* Begin *
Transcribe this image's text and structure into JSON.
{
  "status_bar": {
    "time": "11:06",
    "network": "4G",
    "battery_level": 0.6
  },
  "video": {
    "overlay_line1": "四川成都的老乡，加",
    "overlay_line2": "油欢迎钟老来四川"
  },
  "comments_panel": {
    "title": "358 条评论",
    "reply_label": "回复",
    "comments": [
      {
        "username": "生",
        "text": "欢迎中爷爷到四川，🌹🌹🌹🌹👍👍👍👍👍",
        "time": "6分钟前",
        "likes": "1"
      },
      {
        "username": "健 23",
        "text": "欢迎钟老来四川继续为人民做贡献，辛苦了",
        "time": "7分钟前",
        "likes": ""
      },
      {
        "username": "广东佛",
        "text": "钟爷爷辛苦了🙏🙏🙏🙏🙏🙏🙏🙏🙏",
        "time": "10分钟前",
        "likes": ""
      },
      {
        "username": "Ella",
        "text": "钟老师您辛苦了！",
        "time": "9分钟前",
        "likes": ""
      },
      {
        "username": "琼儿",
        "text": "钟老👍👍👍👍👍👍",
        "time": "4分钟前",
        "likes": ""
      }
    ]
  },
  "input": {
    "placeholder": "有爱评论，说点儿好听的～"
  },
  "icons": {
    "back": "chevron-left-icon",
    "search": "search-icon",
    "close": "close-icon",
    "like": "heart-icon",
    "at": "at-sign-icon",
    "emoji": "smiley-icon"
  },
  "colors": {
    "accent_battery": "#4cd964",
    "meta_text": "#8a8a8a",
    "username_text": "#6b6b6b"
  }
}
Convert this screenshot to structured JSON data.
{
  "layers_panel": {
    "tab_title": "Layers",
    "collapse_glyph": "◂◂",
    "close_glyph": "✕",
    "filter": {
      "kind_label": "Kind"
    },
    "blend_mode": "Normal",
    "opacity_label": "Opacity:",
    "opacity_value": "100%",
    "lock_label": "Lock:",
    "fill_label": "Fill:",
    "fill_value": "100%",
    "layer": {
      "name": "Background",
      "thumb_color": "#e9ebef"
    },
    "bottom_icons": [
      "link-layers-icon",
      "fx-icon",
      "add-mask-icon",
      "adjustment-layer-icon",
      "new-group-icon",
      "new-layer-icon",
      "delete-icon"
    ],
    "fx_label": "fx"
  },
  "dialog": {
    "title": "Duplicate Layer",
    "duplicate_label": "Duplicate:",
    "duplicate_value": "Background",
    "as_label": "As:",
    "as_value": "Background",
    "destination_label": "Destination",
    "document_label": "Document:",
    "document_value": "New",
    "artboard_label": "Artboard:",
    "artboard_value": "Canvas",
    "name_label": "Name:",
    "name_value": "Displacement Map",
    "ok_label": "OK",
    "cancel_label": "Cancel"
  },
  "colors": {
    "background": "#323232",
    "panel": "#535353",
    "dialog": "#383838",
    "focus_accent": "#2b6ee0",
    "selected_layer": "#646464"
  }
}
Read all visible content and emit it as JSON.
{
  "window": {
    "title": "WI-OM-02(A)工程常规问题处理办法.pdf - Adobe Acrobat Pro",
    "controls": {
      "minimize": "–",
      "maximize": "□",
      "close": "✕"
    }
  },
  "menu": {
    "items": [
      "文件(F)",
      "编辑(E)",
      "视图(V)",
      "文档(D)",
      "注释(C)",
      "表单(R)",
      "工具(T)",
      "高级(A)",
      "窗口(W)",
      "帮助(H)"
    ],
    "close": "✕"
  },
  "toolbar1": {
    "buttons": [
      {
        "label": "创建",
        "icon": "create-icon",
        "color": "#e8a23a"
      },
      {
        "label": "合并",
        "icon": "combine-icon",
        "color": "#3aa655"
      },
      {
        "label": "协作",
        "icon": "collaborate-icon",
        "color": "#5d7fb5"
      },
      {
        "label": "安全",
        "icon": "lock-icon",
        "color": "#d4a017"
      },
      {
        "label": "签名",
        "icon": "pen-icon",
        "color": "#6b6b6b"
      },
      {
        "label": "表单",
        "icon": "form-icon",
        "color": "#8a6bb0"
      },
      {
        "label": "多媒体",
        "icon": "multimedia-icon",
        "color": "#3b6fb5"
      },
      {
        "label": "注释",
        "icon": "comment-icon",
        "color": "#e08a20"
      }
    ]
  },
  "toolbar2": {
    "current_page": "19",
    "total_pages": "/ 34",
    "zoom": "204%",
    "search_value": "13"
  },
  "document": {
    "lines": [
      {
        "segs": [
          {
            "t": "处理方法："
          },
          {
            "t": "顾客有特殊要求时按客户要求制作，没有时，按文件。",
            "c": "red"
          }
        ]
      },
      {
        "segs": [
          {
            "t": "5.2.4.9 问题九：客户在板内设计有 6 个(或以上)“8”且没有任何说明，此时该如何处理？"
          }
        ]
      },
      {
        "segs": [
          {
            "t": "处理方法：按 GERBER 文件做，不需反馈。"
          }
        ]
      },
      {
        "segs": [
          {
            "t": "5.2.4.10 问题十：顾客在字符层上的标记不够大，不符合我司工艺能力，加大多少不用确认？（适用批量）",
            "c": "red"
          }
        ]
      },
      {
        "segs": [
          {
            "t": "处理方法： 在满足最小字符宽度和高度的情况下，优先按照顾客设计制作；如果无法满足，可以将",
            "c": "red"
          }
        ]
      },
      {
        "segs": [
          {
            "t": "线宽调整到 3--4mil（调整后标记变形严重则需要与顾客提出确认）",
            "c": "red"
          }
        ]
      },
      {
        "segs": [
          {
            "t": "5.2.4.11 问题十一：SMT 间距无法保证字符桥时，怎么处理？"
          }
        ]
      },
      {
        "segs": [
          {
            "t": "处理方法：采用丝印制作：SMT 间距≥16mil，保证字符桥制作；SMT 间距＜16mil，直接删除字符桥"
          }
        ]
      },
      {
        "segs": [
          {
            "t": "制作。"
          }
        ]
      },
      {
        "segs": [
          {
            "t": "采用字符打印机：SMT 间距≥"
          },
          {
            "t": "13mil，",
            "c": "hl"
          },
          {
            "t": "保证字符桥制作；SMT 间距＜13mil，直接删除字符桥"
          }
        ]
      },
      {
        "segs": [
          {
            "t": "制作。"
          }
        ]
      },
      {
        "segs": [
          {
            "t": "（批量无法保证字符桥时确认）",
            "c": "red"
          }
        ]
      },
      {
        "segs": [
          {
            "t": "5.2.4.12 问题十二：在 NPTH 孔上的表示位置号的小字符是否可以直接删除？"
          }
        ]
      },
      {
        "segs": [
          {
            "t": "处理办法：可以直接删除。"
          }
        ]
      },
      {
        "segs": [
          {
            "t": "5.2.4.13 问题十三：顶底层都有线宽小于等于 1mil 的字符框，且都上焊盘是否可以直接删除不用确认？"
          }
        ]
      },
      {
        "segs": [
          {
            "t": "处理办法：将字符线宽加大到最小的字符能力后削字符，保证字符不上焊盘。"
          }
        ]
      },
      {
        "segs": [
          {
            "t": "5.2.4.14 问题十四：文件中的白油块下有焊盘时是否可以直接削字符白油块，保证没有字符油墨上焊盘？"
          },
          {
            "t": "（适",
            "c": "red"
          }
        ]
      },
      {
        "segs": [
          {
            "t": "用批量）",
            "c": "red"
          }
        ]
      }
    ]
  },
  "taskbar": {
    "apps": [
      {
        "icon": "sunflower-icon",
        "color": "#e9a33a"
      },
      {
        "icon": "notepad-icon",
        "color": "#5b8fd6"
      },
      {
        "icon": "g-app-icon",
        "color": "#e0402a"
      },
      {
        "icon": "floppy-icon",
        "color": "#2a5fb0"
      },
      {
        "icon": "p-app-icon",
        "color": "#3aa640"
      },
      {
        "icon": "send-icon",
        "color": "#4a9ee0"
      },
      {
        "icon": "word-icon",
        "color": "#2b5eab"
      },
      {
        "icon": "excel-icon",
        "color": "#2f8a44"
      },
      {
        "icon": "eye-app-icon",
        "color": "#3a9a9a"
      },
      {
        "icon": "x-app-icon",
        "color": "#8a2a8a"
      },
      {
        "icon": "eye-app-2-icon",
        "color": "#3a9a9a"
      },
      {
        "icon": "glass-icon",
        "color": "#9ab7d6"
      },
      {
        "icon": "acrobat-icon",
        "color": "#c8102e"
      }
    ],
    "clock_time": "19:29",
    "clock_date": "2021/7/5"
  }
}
* End *
__GOAL OF THE EXERCISE__:
Looking at the records above, report how many lines contain the word "保证字符桥制作". Answer with the number only.

__FULL OUTPUT__:
2